Rows from a figure dataset
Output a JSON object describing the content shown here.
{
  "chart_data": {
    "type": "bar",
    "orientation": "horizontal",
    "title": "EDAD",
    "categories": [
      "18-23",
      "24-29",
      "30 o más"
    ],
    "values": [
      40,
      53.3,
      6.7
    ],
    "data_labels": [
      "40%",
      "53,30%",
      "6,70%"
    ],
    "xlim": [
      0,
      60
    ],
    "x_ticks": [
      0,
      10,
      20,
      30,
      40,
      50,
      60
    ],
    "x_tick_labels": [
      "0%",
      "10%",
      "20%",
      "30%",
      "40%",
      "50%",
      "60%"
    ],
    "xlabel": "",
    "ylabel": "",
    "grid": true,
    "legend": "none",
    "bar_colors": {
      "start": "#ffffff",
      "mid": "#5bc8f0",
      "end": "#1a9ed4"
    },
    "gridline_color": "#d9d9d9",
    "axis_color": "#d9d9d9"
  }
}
...
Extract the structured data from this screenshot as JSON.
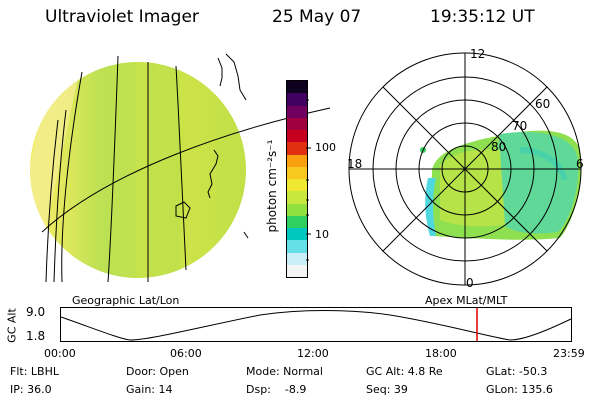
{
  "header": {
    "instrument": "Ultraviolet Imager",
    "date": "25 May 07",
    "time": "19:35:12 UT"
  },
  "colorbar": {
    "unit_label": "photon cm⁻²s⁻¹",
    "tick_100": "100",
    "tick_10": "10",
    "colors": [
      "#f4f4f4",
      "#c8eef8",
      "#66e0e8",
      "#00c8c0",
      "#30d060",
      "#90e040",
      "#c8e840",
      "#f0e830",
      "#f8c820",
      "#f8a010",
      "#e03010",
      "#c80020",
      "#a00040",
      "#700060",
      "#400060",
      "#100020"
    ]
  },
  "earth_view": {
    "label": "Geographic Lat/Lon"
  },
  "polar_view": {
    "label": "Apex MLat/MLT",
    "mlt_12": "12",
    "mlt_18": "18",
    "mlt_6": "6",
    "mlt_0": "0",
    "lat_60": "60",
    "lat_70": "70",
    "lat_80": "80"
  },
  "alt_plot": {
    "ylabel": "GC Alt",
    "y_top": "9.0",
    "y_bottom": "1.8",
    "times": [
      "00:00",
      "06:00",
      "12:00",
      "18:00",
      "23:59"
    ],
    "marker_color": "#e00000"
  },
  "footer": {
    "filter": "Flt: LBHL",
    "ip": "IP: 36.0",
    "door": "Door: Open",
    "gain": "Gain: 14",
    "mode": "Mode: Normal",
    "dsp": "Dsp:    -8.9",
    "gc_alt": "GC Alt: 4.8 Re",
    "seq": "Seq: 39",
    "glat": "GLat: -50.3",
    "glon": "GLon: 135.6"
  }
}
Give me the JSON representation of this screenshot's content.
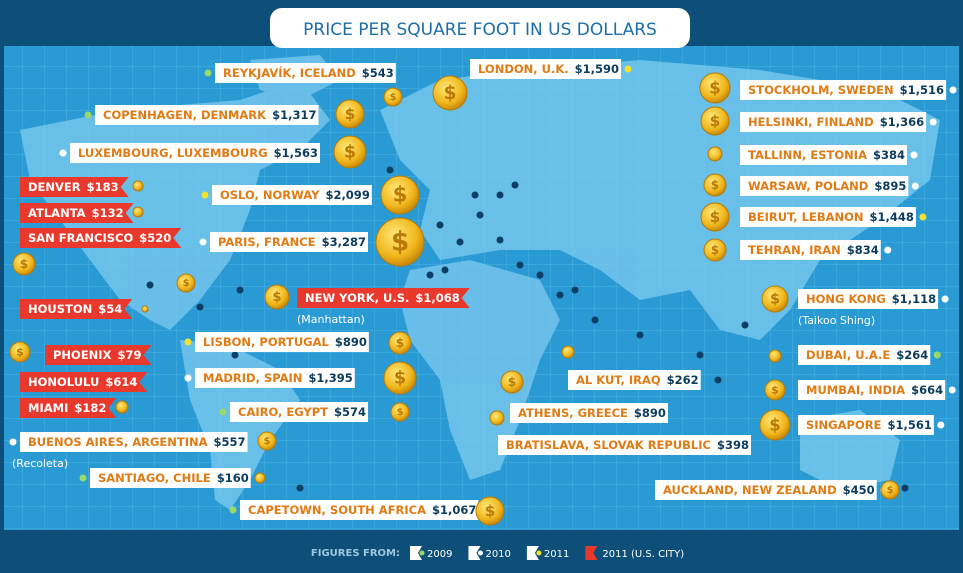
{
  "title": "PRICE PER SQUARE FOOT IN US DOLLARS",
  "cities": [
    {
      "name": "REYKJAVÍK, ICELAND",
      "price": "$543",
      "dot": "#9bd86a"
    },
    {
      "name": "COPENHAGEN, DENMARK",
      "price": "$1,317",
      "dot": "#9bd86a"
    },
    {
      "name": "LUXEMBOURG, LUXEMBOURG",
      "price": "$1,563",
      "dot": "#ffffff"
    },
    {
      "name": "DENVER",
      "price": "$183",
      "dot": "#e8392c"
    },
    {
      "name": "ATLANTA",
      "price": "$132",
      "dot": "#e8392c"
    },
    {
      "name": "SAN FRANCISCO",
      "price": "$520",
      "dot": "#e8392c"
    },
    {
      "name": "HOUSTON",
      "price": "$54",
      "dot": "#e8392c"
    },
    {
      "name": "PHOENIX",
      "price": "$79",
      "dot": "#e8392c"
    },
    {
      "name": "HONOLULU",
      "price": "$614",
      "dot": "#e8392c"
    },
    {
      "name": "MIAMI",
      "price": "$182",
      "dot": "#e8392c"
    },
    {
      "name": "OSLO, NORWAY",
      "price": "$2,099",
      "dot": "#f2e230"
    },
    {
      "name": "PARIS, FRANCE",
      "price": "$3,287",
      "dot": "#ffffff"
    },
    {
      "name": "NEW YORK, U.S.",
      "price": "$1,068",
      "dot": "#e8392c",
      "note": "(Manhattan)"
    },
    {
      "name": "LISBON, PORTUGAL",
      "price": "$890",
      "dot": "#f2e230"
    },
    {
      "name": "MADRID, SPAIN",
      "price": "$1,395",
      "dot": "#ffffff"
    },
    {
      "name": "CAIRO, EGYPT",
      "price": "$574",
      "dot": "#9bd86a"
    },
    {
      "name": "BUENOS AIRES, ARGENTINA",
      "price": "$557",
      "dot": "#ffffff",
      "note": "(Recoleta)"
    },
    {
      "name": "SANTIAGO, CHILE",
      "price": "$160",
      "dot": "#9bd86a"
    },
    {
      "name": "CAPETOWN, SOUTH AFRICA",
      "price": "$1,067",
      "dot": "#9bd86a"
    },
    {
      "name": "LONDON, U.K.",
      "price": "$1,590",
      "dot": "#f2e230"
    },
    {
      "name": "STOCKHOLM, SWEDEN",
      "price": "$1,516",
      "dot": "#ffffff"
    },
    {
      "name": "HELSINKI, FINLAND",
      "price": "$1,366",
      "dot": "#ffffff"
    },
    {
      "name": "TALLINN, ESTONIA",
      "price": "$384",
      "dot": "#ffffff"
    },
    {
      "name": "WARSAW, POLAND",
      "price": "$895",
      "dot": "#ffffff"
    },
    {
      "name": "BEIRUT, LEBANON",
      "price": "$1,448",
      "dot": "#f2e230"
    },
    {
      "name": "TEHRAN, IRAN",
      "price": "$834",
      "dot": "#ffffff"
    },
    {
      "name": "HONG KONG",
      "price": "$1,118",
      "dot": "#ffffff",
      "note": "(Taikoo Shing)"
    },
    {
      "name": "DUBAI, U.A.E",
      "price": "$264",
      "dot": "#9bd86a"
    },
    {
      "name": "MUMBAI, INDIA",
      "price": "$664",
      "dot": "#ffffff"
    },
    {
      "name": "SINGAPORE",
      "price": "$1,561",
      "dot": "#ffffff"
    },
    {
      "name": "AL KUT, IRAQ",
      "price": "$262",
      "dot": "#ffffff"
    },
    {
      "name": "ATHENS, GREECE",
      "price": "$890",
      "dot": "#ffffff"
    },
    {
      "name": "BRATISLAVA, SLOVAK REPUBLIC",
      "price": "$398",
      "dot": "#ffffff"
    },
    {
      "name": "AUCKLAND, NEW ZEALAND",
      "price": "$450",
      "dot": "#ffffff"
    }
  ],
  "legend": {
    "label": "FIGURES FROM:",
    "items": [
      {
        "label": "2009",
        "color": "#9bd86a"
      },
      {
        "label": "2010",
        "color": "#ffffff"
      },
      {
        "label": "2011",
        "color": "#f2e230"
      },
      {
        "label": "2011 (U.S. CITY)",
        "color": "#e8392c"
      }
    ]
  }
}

→ Given task
Scan the data above and copy every line with "this" in it.

→ In response
Extract the structured data from this screenshot as JSON.
Give me the JSON representation of this screenshot's content.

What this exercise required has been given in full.